[begin Records for the task]

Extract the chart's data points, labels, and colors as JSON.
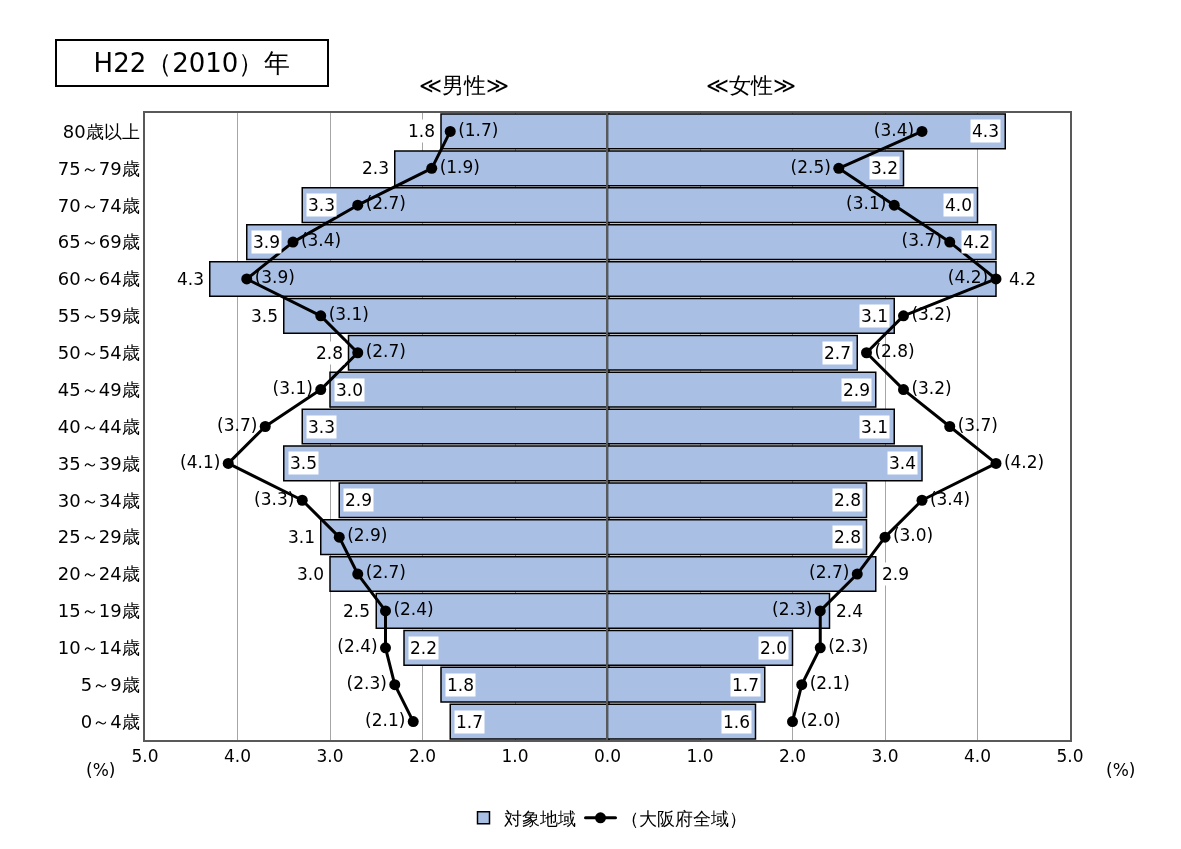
{
  "chart_data": [
    {
      "type": "bar",
      "orientation": "horizontal",
      "title": "≪男性≫",
      "xlabel": "(%)",
      "annotations": [
        "H22（2010）年"
      ],
      "categories": [
        "80歳以上",
        "75～79歳",
        "70～74歳",
        "65～69歳",
        "60～64歳",
        "55～59歳",
        "50～54歳",
        "45～49歳",
        "40～44歳",
        "35～39歳",
        "30～34歳",
        "25～29歳",
        "20～24歳",
        "15～19歳",
        "10～14歳",
        "5～9歳",
        "0～4歳"
      ],
      "series": [
        {
          "name": "対象地域",
          "color": "#a9c0e4",
          "values": [
            1.8,
            2.3,
            3.3,
            3.9,
            4.3,
            3.5,
            2.8,
            3.0,
            3.3,
            3.5,
            2.9,
            3.1,
            3.0,
            2.5,
            2.2,
            1.8,
            1.7
          ],
          "value_labels": [
            "1.8",
            "2.3",
            "3.3",
            "3.9",
            "4.3",
            "3.5",
            "2.8",
            "3.0",
            "3.3",
            "3.5",
            "2.9",
            "3.1",
            "3.0",
            "2.5",
            "2.2",
            "1.8",
            "1.7"
          ]
        },
        {
          "name": "（大阪府全域）",
          "type": "line",
          "color": "#000000",
          "values": [
            1.7,
            1.9,
            2.7,
            3.4,
            3.9,
            3.1,
            2.7,
            3.1,
            3.7,
            4.1,
            3.3,
            2.9,
            2.7,
            2.4,
            2.4,
            2.3,
            2.1
          ],
          "value_labels": [
            "(1.7)",
            "(1.9)",
            "(2.7)",
            "(3.4)",
            "(3.9)",
            "(3.1)",
            "(2.7)",
            "(3.1)",
            "(3.7)",
            "(4.1)",
            "(3.3)",
            "(2.9)",
            "(2.7)",
            "(2.4)",
            "(2.4)",
            "(2.3)",
            "(2.1)"
          ]
        }
      ],
      "xlim": [
        5,
        0
      ],
      "xticks": [
        {
          "value": 5,
          "label": "5.0"
        },
        {
          "value": 4,
          "label": "4.0"
        },
        {
          "value": 3,
          "label": "3.0"
        },
        {
          "value": 2,
          "label": "2.0"
        },
        {
          "value": 1,
          "label": "1.0"
        },
        {
          "value": 0,
          "label": "0.0"
        }
      ],
      "grid": "x",
      "legend": "bottom",
      "marker": "circle"
    },
    {
      "type": "bar",
      "orientation": "horizontal",
      "title": "≪女性≫",
      "xlabel": "(%)",
      "categories": [
        "80歳以上",
        "75～79歳",
        "70～74歳",
        "65～69歳",
        "60～64歳",
        "55～59歳",
        "50～54歳",
        "45～49歳",
        "40～44歳",
        "35～39歳",
        "30～34歳",
        "25～29歳",
        "20～24歳",
        "15～19歳",
        "10～14歳",
        "5～9歳",
        "0～4歳"
      ],
      "series": [
        {
          "color": "#a9c0e4",
          "values": [
            4.3,
            3.2,
            4.0,
            4.2,
            4.2,
            3.1,
            2.7,
            2.9,
            3.1,
            3.4,
            2.8,
            2.8,
            2.9,
            2.4,
            2.0,
            1.7,
            1.6
          ],
          "value_labels": [
            "4.3",
            "3.2",
            "4.0",
            "4.2",
            "4.2",
            "3.1",
            "2.7",
            "2.9",
            "3.1",
            "3.4",
            "2.8",
            "2.8",
            "2.9",
            "2.4",
            "2.0",
            "1.7",
            "1.6"
          ]
        },
        {
          "type": "line",
          "color": "#000000",
          "values": [
            3.4,
            2.5,
            3.1,
            3.7,
            4.2,
            3.2,
            2.8,
            3.2,
            3.7,
            4.2,
            3.4,
            3.0,
            2.7,
            2.3,
            2.3,
            2.1,
            2.0
          ],
          "value_labels": [
            "(3.4)",
            "(2.5)",
            "(3.1)",
            "(3.7)",
            "(4.2)",
            "(3.2)",
            "(2.8)",
            "(3.2)",
            "(3.7)",
            "(4.2)",
            "(3.4)",
            "(3.0)",
            "(2.7)",
            "(2.3)",
            "(2.3)",
            "(2.1)",
            "(2.0)"
          ]
        }
      ],
      "xlim": [
        0,
        5
      ],
      "xticks": [
        {
          "value": 1,
          "label": "1.0"
        },
        {
          "value": 2,
          "label": "2.0"
        },
        {
          "value": 3,
          "label": "3.0"
        },
        {
          "value": 4,
          "label": "4.0"
        },
        {
          "value": 5,
          "label": "5.0"
        }
      ],
      "grid": "x",
      "marker": "circle",
      "tick_labels": "x"
    }
  ]
}
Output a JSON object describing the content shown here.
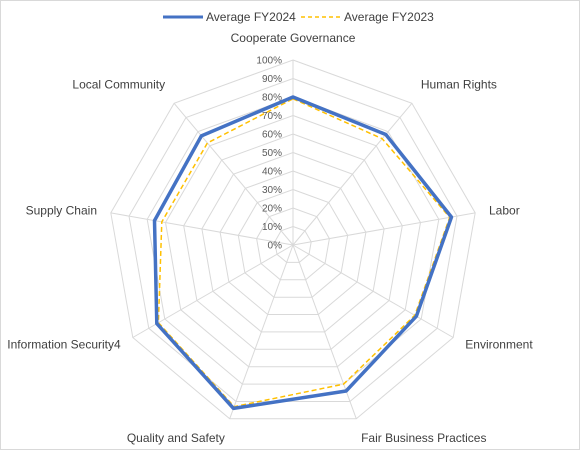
{
  "chart_data": {
    "type": "radar",
    "categories": [
      "Cooperate Governance",
      "Human Rights",
      "Labor",
      "Environment",
      "Fair Business Practices",
      "Quality and Safety",
      "Information Security4",
      "Supply Chain",
      "Local Community"
    ],
    "series": [
      {
        "name": "Average FY2024",
        "color": "#4472C4",
        "line_style": "solid",
        "values": [
          0.8,
          0.78,
          0.87,
          0.77,
          0.84,
          0.94,
          0.85,
          0.76,
          0.77
        ]
      },
      {
        "name": "Average FY2023",
        "color": "#FFC000",
        "line_style": "dashed",
        "values": [
          0.79,
          0.75,
          0.86,
          0.76,
          0.8,
          0.93,
          0.84,
          0.72,
          0.72
        ]
      }
    ],
    "r_axis": {
      "range": [
        0,
        1
      ],
      "ticks": [
        "0%",
        "10%",
        "20%",
        "30%",
        "40%",
        "50%",
        "60%",
        "70%",
        "80%",
        "90%",
        "100%"
      ]
    },
    "grid": true,
    "legend_position": "top"
  }
}
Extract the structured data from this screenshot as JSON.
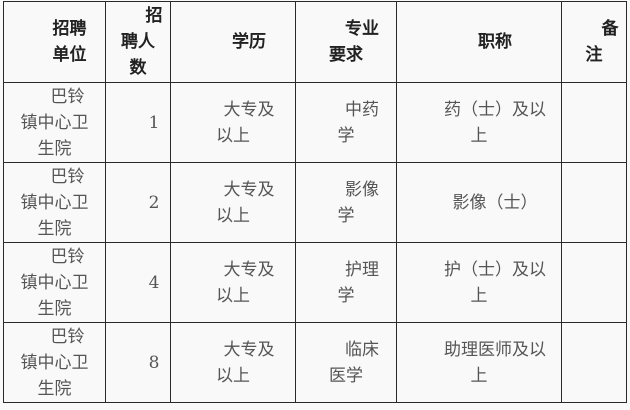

[end Records for the task]

- What to do -
Transcribe all the lines above exactly, apart from the pictures.

- Worked answer -
Extract the chart's data points, labels, and colors as JSON.
{
  "chart_data": [
    {
      "type": "bar",
      "orientation": "horizontal",
      "title": "≪男性≫",
      "xlabel": "(%)",
      "annotations": [
        "H22（2010）年"
      ],
      "categories": [
        "80歳以上",
        "75～79歳",
        "70～74歳",
        "65～69歳",
        "60～64歳",
        "55～59歳",
        "50～54歳",
        "45～49歳",
        "40～44歳",
        "35～39歳",
        "30～34歳",
        "25～29歳",
        "20～24歳",
        "15～19歳",
        "10～14歳",
        "5～9歳",
        "0～4歳"
      ],
      "series": [
        {
          "name": "対象地域",
          "color": "#a9c0e4",
          "values": [
            1.8,
            2.3,
            3.3,
            3.9,
            4.3,
            3.5,
            2.8,
            3.0,
            3.3,
            3.5,
            2.9,
            3.1,
            3.0,
            2.5,
            2.2,
            1.8,
            1.7
          ],
          "value_labels": [
            "1.8",
            "2.3",
            "3.3",
            "3.9",
            "4.3",
            "3.5",
            "2.8",
            "3.0",
            "3.3",
            "3.5",
            "2.9",
            "3.1",
            "3.0",
            "2.5",
            "2.2",
            "1.8",
            "1.7"
          ]
        },
        {
          "name": "（大阪府全域）",
          "type": "line",
          "color": "#000000",
          "values": [
            1.7,
            1.9,
            2.7,
            3.4,
            3.9,
            3.1,
            2.7,
            3.1,
            3.7,
            4.1,
            3.3,
            2.9,
            2.7,
            2.4,
            2.4,
            2.3,
            2.1
          ],
          "value_labels": [
            "(1.7)",
            "(1.9)",
            "(2.7)",
            "(3.4)",
            "(3.9)",
            "(3.1)",
            "(2.7)",
            "(3.1)",
            "(3.7)",
            "(4.1)",
            "(3.3)",
            "(2.9)",
            "(2.7)",
            "(2.4)",
            "(2.4)",
            "(2.3)",
            "(2.1)"
          ]
        }
      ],
      "xlim": [
        5,
        0
      ],
      "xticks": [
        {
          "value": 5,
          "label": "5.0"
        },
        {
          "value": 4,
          "label": "4.0"
        },
        {
          "value": 3,
          "label": "3.0"
        },
        {
          "value": 2,
          "label": "2.0"
        },
        {
          "value": 1,
          "label": "1.0"
        },
        {
          "value": 0,
          "label": "0.0"
        }
      ],
      "grid": "x",
      "legend": "bottom",
      "marker": "circle"
    },
    {
      "type": "bar",
      "orientation": "horizontal",
      "title": "≪女性≫",
      "xlabel": "(%)",
      "categories": [
        "80歳以上",
        "75～79歳",
        "70～74歳",
        "65～69歳",
        "60～64歳",
        "55～59歳",
        "50～54歳",
        "45～49歳",
        "40～44歳",
        "35～39歳",
        "30～34歳",
        "25～29歳",
        "20～24歳",
        "15～19歳",
        "10～14歳",
        "5～9歳",
        "0～4歳"
      ],
      "series": [
        {
          "color": "#a9c0e4",
          "values": [
            4.3,
            3.2,
            4.0,
            4.2,
            4.2,
            3.1,
            2.7,
            2.9,
            3.1,
            3.4,
            2.8,
            2.8,
            2.9,
            2.4,
            2.0,
            1.7,
            1.6
          ],
          "value_labels": [
            "4.3",
            "3.2",
            "4.0",
            "4.2",
            "4.2",
            "3.1",
            "2.7",
            "2.9",
            "3.1",
            "3.4",
            "2.8",
            "2.8",
            "2.9",
            "2.4",
            "2.0",
            "1.7",
            "1.6"
          ]
        },
        {
          "type": "line",
          "color": "#000000",
          "values": [
            3.4,
            2.5,
            3.1,
            3.7,
            4.2,
            3.2,
            2.8,
            3.2,
            3.7,
            4.2,
            3.4,
            3.0,
            2.7,
            2.3,
            2.3,
            2.1,
            2.0
          ],
          "value_labels": [
            "(3.4)",
            "(2.5)",
            "(3.1)",
            "(3.7)",
            "(4.2)",
            "(3.2)",
            "(2.8)",
            "(3.2)",
            "(3.7)",
            "(4.2)",
            "(3.4)",
            "(3.0)",
            "(2.7)",
            "(2.3)",
            "(2.3)",
            "(2.1)",
            "(2.0)"
          ]
        }
      ],
      "xlim": [
        0,
        5
      ],
      "xticks": [
        {
          "value": 1,
          "label": "1.0"
        },
        {
          "value": 2,
          "label": "2.0"
        },
        {
          "value": 3,
          "label": "3.0"
        },
        {
          "value": 4,
          "label": "4.0"
        },
        {
          "value": 5,
          "label": "5.0"
        }
      ],
      "grid": "x",
      "marker": "circle",
      "tick_labels": "x"
    }
  ]
}
Output a JSON object describing the content shown here.
{
  "chart_data": {
    "type": "radar",
    "categories": [
      "Cooperate Governance",
      "Human Rights",
      "Labor",
      "Environment",
      "Fair Business Practices",
      "Quality and Safety",
      "Information Security4",
      "Supply Chain",
      "Local Community"
    ],
    "series": [
      {
        "name": "Average FY2024",
        "color": "#4472C4",
        "line_style": "solid",
        "values": [
          0.8,
          0.78,
          0.87,
          0.77,
          0.84,
          0.94,
          0.85,
          0.76,
          0.77
        ]
      },
      {
        "name": "Average FY2023",
        "color": "#FFC000",
        "line_style": "dashed",
        "values": [
          0.79,
          0.75,
          0.86,
          0.76,
          0.8,
          0.93,
          0.84,
          0.72,
          0.72
        ]
      }
    ],
    "r_axis": {
      "range": [
        0,
        1
      ],
      "ticks": [
        "0%",
        "10%",
        "20%",
        "30%",
        "40%",
        "50%",
        "60%",
        "70%",
        "80%",
        "90%",
        "100%"
      ]
    },
    "grid": true,
    "legend_position": "top"
  }
}
Extract the structured data from this screenshot as JSON.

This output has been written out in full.